EXERCISE AIM:
Within the material below, find each line bearing the word "learning" and present it.

Dataset items:
══════════
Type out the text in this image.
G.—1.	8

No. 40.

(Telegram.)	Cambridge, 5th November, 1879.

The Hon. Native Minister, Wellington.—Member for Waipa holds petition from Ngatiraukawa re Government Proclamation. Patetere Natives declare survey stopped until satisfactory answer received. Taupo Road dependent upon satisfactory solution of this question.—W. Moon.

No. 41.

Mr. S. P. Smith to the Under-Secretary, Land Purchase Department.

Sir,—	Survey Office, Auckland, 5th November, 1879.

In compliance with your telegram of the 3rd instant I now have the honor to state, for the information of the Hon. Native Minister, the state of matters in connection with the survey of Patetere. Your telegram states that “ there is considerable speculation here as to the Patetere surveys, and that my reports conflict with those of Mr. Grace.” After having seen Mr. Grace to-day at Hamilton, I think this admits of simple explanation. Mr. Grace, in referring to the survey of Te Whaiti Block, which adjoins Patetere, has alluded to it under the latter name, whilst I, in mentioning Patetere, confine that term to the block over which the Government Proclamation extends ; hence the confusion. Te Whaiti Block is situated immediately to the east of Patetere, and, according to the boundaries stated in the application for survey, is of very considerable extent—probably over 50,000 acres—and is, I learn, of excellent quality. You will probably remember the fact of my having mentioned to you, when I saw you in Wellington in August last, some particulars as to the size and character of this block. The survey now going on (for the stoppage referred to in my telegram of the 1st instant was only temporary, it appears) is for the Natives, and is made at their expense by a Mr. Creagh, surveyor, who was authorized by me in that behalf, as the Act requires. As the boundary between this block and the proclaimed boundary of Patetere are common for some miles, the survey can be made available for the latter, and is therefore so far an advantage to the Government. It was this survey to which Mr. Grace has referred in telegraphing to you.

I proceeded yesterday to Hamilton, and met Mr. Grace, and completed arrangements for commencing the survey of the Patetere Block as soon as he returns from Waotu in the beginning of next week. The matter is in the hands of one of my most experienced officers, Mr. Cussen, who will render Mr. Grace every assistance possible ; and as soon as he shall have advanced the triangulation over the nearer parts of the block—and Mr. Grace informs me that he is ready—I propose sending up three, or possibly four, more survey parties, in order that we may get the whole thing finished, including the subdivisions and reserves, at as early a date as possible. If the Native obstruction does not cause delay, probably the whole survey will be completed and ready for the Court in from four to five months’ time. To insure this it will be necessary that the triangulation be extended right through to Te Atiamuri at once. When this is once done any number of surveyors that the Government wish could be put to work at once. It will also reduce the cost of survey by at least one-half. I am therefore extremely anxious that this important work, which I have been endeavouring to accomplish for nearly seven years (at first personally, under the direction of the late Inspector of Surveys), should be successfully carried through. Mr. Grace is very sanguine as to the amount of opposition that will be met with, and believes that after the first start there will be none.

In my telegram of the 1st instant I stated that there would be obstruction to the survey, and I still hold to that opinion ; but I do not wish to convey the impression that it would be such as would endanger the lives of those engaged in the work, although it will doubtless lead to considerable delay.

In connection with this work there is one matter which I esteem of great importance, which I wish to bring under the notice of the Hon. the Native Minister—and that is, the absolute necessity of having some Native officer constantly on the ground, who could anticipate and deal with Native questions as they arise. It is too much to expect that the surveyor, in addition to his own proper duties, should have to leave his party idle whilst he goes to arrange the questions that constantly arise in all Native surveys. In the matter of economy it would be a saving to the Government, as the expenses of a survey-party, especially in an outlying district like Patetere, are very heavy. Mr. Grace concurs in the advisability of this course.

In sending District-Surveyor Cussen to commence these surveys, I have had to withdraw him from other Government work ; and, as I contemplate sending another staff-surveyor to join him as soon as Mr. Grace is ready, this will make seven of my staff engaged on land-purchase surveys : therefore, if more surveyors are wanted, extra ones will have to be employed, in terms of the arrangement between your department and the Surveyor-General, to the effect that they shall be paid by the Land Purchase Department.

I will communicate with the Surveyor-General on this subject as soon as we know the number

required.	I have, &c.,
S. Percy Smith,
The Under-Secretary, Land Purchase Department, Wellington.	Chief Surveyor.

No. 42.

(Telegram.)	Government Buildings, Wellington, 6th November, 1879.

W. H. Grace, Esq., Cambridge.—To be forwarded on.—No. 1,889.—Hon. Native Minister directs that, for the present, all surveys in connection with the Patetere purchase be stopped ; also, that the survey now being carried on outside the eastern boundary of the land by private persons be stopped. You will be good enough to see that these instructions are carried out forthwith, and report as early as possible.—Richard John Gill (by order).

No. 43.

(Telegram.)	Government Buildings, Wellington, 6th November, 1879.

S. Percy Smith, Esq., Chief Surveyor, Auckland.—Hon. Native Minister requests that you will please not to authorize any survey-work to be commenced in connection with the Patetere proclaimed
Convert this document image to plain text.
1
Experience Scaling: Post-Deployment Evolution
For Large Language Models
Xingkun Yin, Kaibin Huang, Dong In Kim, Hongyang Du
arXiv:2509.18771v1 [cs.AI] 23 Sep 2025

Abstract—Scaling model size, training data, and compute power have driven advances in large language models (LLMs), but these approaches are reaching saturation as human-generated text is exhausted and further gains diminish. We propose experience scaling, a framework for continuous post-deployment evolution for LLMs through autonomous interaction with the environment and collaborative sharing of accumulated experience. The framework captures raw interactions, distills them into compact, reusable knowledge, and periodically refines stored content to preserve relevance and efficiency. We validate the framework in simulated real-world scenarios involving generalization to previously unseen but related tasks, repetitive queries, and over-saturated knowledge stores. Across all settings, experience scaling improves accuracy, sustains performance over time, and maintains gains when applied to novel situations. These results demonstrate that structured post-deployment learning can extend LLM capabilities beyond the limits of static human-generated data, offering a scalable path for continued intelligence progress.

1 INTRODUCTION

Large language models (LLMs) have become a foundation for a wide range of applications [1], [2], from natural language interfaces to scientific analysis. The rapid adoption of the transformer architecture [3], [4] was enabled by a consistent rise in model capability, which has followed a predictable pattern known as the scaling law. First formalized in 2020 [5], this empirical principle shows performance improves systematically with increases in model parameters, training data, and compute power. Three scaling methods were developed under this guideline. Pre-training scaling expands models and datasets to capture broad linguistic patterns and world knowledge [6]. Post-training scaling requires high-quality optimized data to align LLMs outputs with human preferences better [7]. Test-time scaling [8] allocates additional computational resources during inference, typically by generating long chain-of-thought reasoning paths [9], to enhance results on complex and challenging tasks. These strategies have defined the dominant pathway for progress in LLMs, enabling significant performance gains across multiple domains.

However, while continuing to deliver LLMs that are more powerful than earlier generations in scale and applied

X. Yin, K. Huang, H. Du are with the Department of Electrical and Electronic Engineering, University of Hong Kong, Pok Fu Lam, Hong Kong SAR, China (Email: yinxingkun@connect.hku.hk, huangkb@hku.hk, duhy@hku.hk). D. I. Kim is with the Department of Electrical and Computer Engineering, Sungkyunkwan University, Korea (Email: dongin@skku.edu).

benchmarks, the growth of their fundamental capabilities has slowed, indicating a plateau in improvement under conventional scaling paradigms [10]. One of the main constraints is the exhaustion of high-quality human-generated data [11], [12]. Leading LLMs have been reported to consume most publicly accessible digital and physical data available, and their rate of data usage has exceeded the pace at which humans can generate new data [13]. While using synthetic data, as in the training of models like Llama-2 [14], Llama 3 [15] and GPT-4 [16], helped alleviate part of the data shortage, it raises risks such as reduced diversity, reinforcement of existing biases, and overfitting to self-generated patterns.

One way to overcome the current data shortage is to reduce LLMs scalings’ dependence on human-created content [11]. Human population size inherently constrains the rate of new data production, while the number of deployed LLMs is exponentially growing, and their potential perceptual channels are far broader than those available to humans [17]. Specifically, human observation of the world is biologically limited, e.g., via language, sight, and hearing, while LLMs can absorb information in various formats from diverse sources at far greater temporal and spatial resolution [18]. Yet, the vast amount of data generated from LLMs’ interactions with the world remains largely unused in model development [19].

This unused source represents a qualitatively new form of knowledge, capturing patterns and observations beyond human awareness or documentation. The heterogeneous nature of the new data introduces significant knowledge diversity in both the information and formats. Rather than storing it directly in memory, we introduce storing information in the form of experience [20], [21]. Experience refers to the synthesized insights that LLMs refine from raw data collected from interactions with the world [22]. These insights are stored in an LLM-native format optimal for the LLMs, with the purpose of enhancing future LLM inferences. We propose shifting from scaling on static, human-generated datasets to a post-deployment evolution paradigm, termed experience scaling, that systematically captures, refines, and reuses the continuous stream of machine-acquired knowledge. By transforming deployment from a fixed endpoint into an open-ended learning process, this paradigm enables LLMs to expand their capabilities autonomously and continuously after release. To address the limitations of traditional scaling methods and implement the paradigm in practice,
══════════
RESULT FOR THIS EXERCISE:
Abstract—Scaling model size, training data, and compute power have driven advances in large language models (LLMs), but these approaches are reaching saturation as human-generated text is exhausted and further gains diminish. We propose experience scaling, a framework for continuous post-deployment evolution for LLMs through autonomous interaction with the environment and collaborative sharing of accumulated experience. The framework captures raw interactions, distills them into compact, reusable knowledge, and periodically refines stored content to preserve relevance and efficiency. We validate the framework in simulated real-world scenarios involving generalization to previously unseen but related tasks, repetitive queries, and over-saturated knowledge stores. Across all settings, experience scaling improves accuracy, sustains performance over time, and maintains gains when applied to novel situations. These results demonstrate that structured post-deployment learning can extend LLM capabilities beyond the limits of static human-generated data, offering a scalable path for continued intelligence progress.
This unused source represents a qualitatively new form of knowledge, capturing patterns and observations beyond human awareness or documentation. The heterogeneous nature of the new data introduces significant knowledge diversity in both the information and formats. Rather than storing it directly in memory, we introduce storing information in the form of experience [20], [21]. Experience refers to the synthesized insights that LLMs refine from raw data collected from interactions with the world [22]. These insights are stored in an LLM-native format optimal for the LLMs, with the purpose of enhancing future LLM inferences. We propose shifting from scaling on static, human-generated datasets to a post-deployment evolution paradigm, termed experience scaling, that systematically captures, refines, and reuses the continuous stream of machine-acquired knowledge. By transforming deployment from a fixed endpoint into an open-ended learning process, this paradigm enables LLMs to expand their capabilities autonomously and continuously after release. To address the limitations of traditional scaling methods and implement the paradigm in practice,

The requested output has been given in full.